--- BEGIN ---
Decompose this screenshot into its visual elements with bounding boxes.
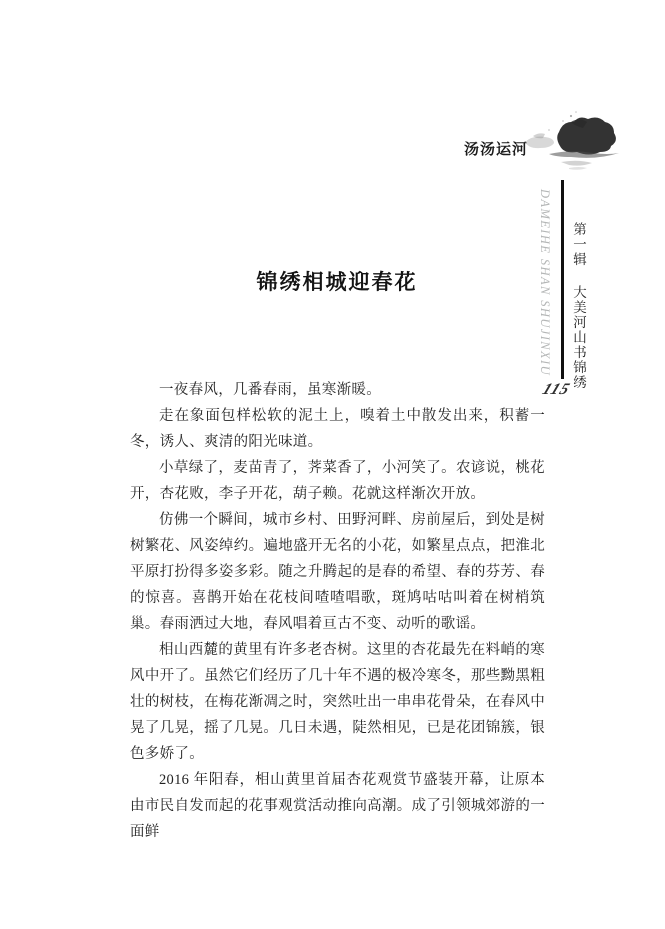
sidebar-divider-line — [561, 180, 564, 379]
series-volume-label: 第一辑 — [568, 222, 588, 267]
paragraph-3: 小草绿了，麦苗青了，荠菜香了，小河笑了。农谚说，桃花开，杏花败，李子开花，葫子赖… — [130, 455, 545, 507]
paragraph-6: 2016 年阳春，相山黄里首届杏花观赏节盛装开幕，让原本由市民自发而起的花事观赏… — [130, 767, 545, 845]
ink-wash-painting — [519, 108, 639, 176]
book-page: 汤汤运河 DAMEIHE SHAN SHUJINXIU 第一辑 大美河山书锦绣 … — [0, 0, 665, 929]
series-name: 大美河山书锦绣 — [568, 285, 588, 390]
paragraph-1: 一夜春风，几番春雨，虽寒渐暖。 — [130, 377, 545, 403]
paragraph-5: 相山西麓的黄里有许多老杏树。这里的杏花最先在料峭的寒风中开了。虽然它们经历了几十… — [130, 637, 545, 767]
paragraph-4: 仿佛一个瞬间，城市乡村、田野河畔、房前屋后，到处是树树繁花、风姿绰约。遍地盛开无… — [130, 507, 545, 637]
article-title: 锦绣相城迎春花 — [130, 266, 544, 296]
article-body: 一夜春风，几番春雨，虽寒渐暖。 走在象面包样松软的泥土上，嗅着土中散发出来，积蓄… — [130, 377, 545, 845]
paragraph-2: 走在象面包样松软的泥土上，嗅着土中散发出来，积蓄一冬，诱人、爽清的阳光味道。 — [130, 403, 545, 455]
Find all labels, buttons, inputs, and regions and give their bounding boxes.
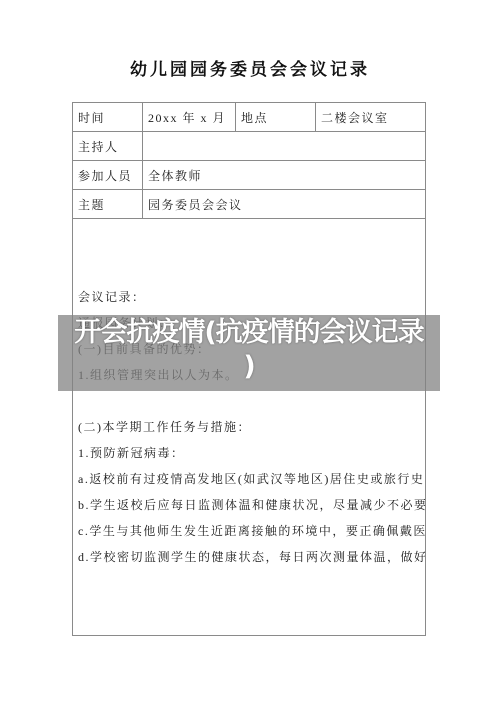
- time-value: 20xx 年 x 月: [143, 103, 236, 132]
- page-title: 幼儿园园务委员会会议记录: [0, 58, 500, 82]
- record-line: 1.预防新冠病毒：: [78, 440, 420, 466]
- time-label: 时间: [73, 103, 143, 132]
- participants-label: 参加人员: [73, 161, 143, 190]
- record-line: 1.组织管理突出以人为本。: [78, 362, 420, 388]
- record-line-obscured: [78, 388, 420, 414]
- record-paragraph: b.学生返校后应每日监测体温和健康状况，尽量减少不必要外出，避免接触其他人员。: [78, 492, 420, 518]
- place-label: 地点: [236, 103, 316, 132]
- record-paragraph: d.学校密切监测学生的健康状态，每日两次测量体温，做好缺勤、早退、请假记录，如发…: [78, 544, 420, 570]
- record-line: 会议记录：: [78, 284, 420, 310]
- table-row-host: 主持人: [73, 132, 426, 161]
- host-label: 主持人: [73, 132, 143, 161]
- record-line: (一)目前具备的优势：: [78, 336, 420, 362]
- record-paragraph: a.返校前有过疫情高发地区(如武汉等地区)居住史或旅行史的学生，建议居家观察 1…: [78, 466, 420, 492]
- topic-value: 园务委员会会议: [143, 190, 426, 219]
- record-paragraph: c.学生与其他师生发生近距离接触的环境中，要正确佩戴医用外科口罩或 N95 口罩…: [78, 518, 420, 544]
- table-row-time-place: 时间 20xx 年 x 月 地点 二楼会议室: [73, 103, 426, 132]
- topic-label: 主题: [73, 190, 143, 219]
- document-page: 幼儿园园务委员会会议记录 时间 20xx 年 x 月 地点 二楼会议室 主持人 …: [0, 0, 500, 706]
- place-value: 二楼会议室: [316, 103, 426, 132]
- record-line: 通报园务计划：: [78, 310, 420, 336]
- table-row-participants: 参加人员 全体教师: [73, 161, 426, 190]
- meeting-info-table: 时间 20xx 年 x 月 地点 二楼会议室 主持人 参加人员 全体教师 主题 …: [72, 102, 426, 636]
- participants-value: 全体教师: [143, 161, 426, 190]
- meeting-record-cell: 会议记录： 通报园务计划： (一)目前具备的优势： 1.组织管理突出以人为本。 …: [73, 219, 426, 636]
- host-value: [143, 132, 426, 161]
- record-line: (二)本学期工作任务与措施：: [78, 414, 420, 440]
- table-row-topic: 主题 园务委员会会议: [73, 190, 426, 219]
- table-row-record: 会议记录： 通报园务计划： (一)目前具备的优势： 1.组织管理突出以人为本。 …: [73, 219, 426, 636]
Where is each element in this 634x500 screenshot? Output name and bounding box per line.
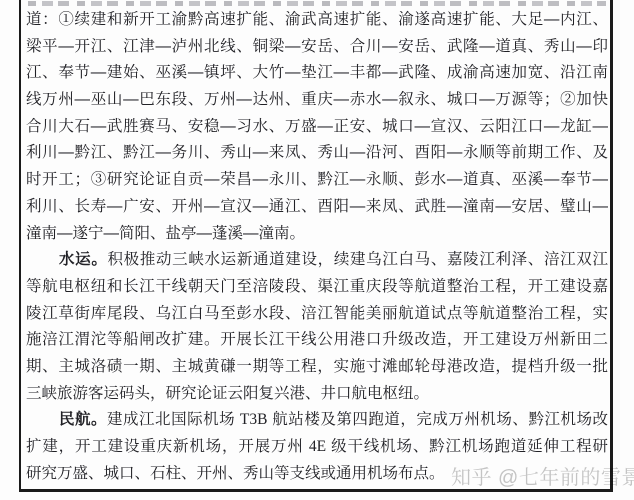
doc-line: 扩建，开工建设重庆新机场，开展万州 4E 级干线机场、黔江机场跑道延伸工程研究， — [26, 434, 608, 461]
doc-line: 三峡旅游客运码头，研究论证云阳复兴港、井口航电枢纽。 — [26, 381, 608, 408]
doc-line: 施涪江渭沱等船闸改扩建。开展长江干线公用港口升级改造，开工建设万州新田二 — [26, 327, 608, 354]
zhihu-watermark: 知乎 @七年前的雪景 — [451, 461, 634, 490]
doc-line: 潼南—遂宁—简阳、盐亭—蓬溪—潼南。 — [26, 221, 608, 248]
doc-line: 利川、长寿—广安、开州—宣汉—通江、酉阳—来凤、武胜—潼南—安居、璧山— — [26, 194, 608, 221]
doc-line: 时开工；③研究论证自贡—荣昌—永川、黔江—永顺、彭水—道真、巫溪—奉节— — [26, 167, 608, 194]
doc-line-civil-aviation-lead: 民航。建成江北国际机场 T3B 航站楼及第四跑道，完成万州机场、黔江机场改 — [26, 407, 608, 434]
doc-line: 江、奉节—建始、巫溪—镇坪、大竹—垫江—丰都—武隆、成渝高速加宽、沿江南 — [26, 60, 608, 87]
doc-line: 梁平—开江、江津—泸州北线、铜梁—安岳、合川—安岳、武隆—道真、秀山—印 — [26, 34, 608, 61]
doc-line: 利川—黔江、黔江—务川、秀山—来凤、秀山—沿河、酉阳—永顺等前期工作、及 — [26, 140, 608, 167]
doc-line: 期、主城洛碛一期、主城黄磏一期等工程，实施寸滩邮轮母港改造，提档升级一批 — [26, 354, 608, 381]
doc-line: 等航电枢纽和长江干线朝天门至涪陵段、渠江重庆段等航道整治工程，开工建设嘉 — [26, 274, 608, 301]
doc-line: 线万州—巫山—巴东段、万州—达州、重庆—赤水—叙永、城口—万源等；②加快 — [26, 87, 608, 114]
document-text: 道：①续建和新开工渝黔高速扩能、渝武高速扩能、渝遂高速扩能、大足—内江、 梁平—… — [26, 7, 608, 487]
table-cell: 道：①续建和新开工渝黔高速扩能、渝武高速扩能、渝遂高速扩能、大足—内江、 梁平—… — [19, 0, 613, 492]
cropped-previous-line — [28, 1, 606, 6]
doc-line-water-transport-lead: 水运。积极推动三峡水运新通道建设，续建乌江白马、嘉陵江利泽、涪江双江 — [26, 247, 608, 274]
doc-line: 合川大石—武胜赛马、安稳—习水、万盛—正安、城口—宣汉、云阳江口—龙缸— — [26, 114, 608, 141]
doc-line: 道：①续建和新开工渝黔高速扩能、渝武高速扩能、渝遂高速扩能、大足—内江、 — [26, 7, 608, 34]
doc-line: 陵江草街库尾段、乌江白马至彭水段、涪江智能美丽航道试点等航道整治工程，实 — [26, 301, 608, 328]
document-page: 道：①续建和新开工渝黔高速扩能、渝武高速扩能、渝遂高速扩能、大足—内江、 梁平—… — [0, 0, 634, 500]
--- END ---
--- BEGIN ---
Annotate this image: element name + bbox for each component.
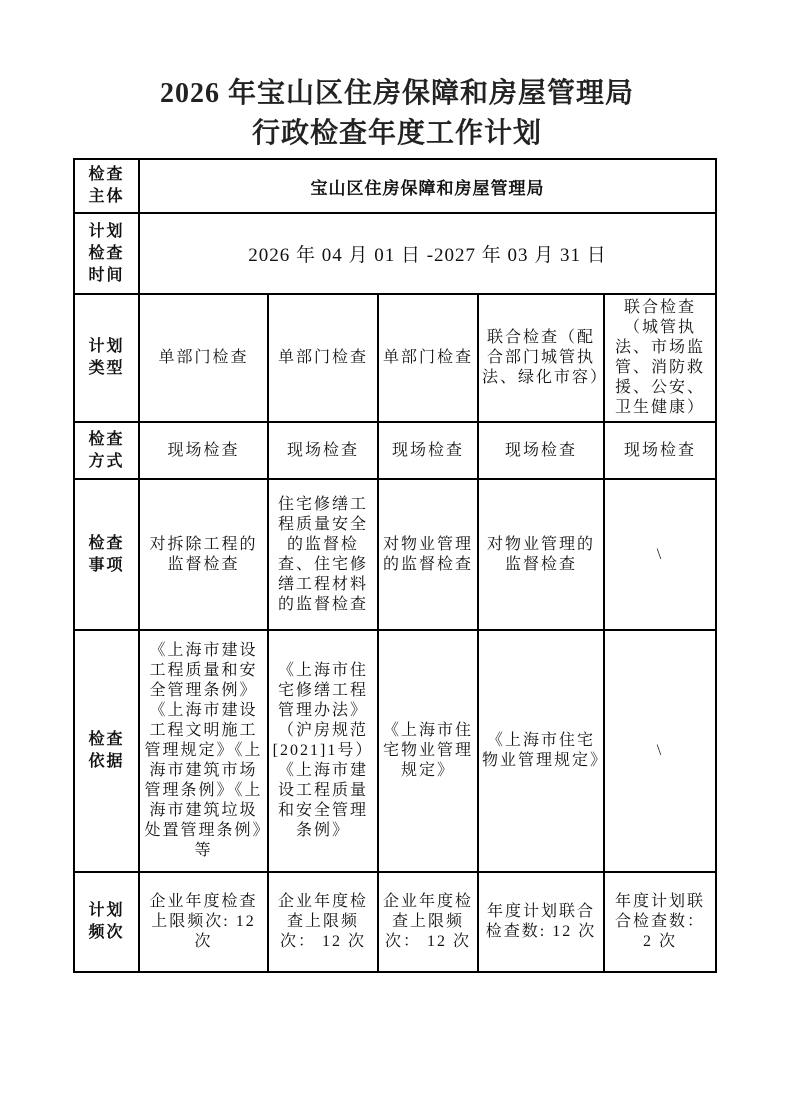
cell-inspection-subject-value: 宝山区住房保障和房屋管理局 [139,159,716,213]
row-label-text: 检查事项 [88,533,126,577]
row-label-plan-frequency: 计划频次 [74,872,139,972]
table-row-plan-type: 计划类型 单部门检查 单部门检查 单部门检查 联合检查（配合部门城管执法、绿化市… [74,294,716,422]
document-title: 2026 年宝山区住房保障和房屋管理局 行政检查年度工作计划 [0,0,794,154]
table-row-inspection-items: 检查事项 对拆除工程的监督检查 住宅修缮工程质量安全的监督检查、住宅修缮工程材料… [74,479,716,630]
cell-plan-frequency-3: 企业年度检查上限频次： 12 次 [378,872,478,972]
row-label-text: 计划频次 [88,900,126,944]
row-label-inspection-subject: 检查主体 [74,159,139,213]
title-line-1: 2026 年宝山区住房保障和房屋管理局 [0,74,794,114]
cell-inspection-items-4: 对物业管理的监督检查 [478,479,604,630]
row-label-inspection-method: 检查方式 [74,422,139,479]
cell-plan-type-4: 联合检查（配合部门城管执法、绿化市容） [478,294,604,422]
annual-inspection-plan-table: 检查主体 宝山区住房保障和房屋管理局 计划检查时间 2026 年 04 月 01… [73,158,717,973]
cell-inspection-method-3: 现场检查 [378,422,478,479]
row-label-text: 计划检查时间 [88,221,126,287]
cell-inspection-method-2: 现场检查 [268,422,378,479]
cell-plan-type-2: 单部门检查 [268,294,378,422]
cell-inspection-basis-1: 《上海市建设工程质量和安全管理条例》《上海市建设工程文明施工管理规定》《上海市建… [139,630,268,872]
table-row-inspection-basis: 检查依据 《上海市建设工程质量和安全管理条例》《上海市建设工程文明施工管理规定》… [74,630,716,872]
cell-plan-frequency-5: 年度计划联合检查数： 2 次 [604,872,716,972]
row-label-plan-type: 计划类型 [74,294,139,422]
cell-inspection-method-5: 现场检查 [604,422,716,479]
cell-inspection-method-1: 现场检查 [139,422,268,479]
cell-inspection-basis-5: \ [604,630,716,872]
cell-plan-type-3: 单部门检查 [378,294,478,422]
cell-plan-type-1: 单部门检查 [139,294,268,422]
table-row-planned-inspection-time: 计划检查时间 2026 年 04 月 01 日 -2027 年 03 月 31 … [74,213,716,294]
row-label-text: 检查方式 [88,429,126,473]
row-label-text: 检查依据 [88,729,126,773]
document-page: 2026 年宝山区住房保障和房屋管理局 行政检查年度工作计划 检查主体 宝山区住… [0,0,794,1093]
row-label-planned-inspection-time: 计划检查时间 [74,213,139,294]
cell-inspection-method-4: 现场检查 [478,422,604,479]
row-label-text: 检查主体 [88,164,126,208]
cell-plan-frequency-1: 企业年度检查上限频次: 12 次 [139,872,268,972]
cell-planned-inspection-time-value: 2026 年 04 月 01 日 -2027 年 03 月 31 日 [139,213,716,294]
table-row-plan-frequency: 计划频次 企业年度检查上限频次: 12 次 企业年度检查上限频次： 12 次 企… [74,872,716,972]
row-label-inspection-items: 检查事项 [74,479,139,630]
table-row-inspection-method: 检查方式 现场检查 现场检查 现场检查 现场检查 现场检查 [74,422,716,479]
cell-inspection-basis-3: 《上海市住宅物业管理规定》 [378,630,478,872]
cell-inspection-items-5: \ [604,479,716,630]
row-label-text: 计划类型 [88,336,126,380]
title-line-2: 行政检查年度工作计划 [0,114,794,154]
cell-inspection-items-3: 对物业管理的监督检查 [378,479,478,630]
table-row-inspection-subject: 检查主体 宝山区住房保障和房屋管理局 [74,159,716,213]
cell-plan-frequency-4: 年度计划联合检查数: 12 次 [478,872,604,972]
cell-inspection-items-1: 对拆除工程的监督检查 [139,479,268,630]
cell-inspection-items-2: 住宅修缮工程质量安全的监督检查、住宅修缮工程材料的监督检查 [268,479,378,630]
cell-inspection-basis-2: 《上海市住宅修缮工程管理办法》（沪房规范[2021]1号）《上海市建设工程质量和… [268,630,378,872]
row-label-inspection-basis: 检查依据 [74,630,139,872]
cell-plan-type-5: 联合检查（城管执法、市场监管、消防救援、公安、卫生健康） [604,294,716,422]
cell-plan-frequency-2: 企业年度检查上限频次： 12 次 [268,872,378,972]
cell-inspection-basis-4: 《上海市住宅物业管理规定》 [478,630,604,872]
--- END ---
## Problem details
Write out the material word for word, beginning with the line that contains "Decompose this screenshot" and continuing through the line that contains "Find all labels, buttons, inputs, and". Omit the pictures from your answer.

## Worked answer
Decompose this screenshot into its visual elements with bounding boxes.
sidebar-divider-line — [561, 180, 564, 379]
series-volume-label: 第一辑 — [568, 222, 588, 267]
paragraph-3: 小草绿了，麦苗青了，荠菜香了，小河笑了。农谚说，桃花开，杏花败，李子开花，葫子赖… — [130, 455, 545, 507]
paragraph-6: 2016 年阳春，相山黄里首届杏花观赏节盛装开幕，让原本由市民自发而起的花事观赏… — [130, 767, 545, 845]
ink-wash-painting — [519, 108, 639, 176]
book-page: 汤汤运河 DAMEIHE SHAN SHUJINXIU 第一辑 大美河山书锦绣 … — [0, 0, 665, 929]
series-name: 大美河山书锦绣 — [568, 285, 588, 390]
paragraph-1: 一夜春风，几番春雨，虽寒渐暖。 — [130, 377, 545, 403]
paragraph-5: 相山西麓的黄里有许多老杏树。这里的杏花最先在料峭的寒风中开了。虽然它们经历了几十… — [130, 637, 545, 767]
paragraph-4: 仿佛一个瞬间，城市乡村、田野河畔、房前屋后，到处是树树繁花、风姿绰约。遍地盛开无… — [130, 507, 545, 637]
article-title: 锦绣相城迎春花 — [130, 266, 544, 296]
article-body: 一夜春风，几番春雨，虽寒渐暖。 走在象面包样松软的泥土上，嗅着土中散发出来，积蓄… — [130, 377, 545, 845]
paragraph-2: 走在象面包样松软的泥土上，嗅着土中散发出来，积蓄一冬，诱人、爽清的阳光味道。 — [130, 403, 545, 455]
Find all labels, buttons, inputs, and regions and give their bounding boxes.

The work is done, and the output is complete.